■ INSTRUCTIONS FOR THE TASK ■
Extract every line of the material that holds the string "该脚所受摩擦力方向向前".

■ DATA LISTING ■
============

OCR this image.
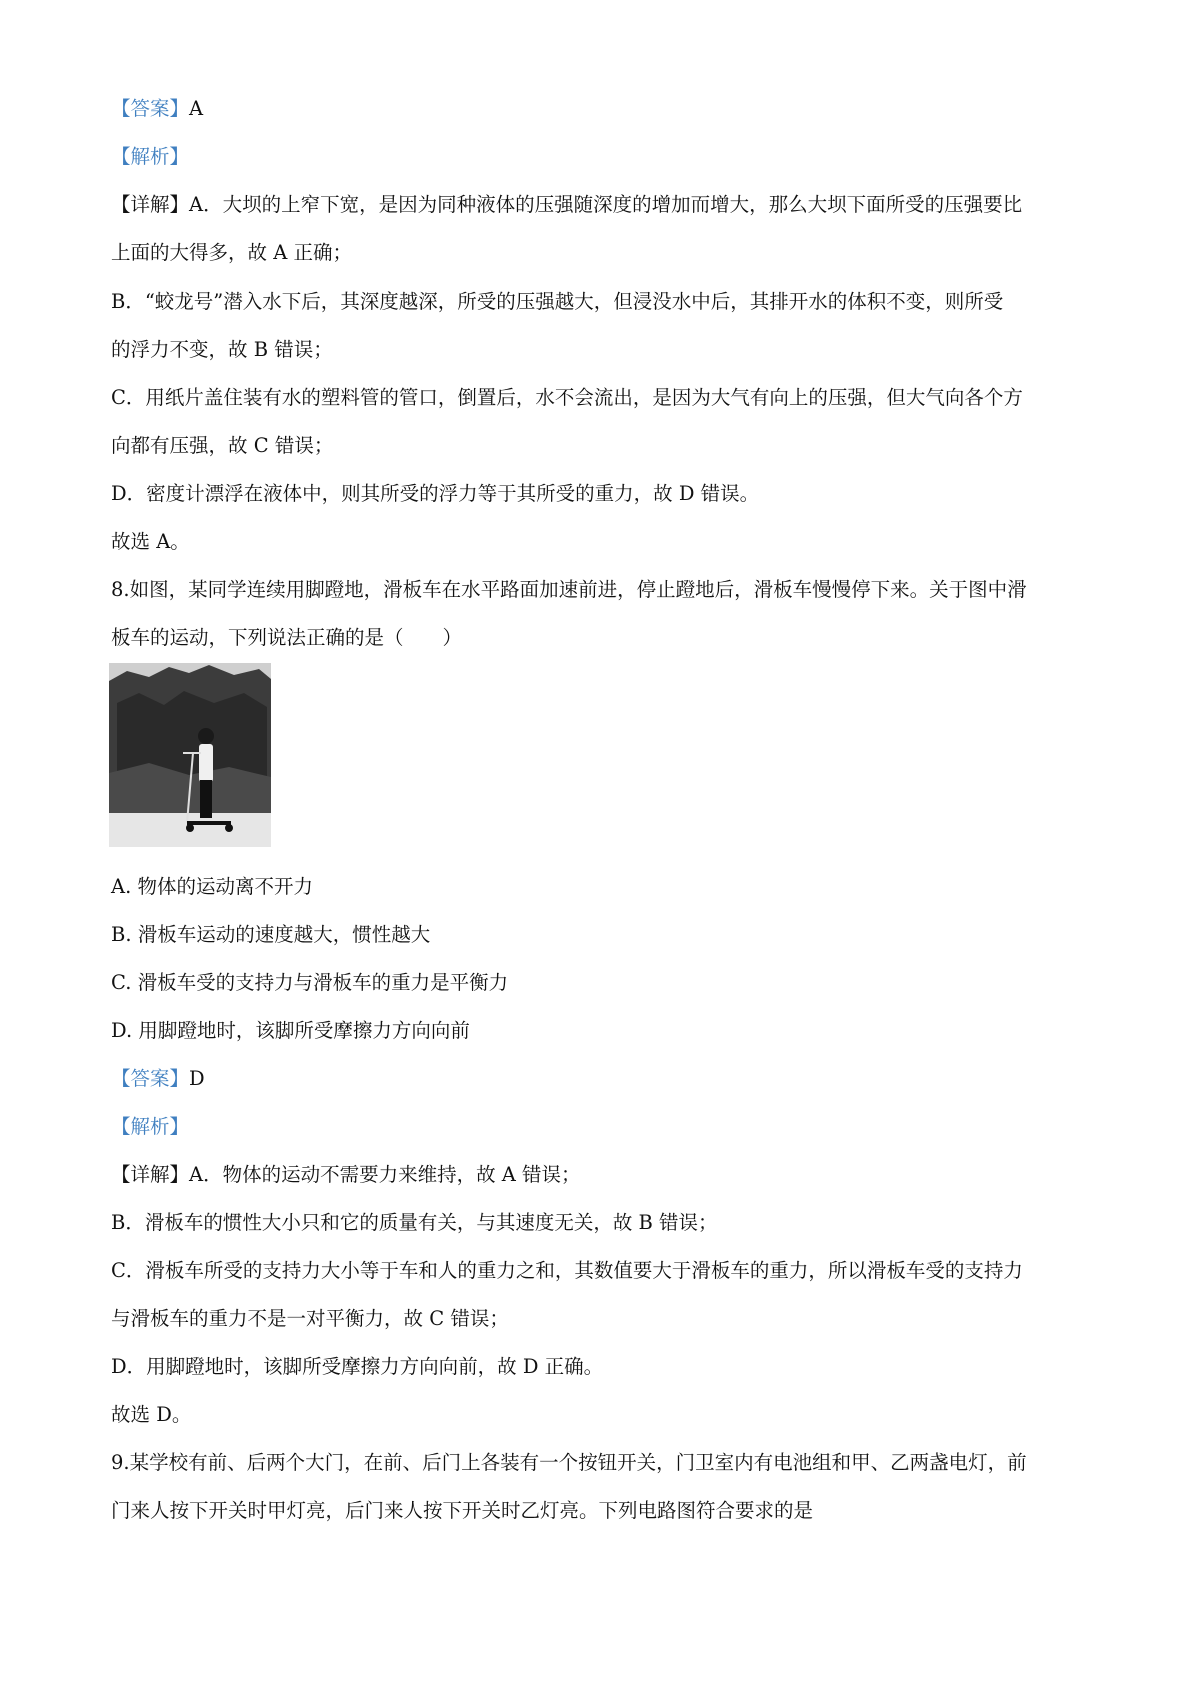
【答案】A
【解析】
【详解】A．大坝的上窄下宽，是因为同种液体的压强随深度的增加而增大，那么大坝下面所受的压强要比
上面的大得多，故 A 正确；
B．“蛟龙号”潜入水下后，其深度越深，所受的压强越大，但浸没水中后，其排开水的体积不变，则所受
的浮力不变，故 B 错误；
C．用纸片盖住装有水的塑料管的管口，倒置后，水不会流出，是因为大气有向上的压强，但大气向各个方
向都有压强，故 C 错误；
D．密度计漂浮在液体中，则其所受的浮力等于其所受的重力，故 D 错误。
故选 A。
8.如图，某同学连续用脚蹬地，滑板车在水平路面加速前进，停止蹬地后，滑板车慢慢停下来。关于图中滑
板车的运动，下列说法正确的是（　　）
A. 物体的运动离不开力
B. 滑板车运动的速度越大，惯性越大
C. 滑板车受的支持力与滑板车的重力是平衡力
D. 用脚蹬地时，该脚所受摩擦力方向向前
【答案】D
【解析】
【详解】A．物体的运动不需要力来维持，故 A 错误；
B．滑板车的惯性大小只和它的质量有关，与其速度无关，故 B 错误；
C．滑板车所受的支持力大小等于车和人的重力之和，其数值要大于滑板车的重力，所以滑板车受的支持力
与滑板车的重力不是一对平衡力，故 C 错误；
D．用脚蹬地时，该脚所受摩擦力方向向前，故 D 正确。
故选 D。
9.某学校有前、后两个大门，在前、后门上各装有一个按钮开关，门卫室内有电池组和甲、乙两盏电灯，前
门来人按下开关时甲灯亮，后门来人按下开关时乙灯亮。下列电路图符合要求的是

============

■ RESPONSE ■
D. 用脚蹬地时，该脚所受摩擦力方向向前
D．用脚蹬地时，该脚所受摩擦力方向向前，故 D 正确。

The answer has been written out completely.